GIVEN RECORDS:
---*---

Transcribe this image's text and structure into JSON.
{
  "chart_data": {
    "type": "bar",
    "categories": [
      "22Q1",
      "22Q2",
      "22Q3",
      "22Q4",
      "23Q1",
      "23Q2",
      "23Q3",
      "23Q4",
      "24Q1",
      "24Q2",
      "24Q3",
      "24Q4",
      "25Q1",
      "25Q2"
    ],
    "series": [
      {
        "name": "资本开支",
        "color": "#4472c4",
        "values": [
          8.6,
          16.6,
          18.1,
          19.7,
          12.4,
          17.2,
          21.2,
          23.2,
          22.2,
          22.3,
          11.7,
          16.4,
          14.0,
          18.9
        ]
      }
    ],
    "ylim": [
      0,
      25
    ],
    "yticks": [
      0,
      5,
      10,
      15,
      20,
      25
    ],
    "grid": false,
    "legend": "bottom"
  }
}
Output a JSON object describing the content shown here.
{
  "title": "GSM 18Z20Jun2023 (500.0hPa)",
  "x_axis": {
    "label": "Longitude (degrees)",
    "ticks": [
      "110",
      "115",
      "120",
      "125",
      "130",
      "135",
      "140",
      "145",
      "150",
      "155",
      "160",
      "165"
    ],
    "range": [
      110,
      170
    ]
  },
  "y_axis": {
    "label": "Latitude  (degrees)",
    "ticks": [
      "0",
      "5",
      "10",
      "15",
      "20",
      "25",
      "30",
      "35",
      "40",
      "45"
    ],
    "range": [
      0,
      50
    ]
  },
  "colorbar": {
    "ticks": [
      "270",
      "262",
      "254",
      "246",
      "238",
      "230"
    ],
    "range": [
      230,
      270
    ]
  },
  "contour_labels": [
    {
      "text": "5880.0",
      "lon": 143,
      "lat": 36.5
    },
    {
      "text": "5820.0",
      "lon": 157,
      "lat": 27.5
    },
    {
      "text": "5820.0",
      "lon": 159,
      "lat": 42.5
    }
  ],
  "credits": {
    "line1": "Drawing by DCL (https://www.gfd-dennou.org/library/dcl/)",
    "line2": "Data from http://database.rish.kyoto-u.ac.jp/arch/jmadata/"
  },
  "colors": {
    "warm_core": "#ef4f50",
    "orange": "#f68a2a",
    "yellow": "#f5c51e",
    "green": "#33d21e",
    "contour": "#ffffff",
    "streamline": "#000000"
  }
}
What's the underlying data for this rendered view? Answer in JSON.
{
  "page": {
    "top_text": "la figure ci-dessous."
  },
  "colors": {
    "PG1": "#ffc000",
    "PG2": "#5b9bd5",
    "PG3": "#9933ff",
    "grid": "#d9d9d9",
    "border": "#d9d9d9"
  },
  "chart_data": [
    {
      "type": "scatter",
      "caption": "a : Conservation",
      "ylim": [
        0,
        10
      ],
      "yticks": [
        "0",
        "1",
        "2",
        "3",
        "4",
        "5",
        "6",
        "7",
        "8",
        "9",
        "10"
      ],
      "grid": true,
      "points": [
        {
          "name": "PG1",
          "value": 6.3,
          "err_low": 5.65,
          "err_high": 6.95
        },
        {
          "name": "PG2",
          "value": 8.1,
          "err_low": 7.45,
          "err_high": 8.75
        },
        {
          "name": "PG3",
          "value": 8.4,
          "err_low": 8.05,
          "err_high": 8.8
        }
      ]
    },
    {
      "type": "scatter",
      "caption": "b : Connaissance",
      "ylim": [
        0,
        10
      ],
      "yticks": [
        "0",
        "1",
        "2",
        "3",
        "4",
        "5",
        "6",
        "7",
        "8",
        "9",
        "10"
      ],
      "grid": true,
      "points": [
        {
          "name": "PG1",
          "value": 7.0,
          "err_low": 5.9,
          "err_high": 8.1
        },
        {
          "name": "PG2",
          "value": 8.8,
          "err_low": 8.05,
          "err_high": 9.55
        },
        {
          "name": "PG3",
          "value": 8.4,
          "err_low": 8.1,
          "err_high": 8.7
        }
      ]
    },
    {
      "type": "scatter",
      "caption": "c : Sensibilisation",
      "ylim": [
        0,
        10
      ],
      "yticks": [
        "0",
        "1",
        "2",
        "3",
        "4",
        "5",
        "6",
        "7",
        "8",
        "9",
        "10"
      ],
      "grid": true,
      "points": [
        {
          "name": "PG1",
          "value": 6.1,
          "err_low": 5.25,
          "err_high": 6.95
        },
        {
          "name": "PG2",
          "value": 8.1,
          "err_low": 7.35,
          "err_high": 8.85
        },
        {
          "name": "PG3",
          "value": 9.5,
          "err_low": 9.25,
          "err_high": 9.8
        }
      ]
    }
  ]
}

---*---

YOUR INSTRUCTIONS: Find how many lines in the listing hold "this", and reply with that number only.

RESPONSE TO THE EXERCISE: 2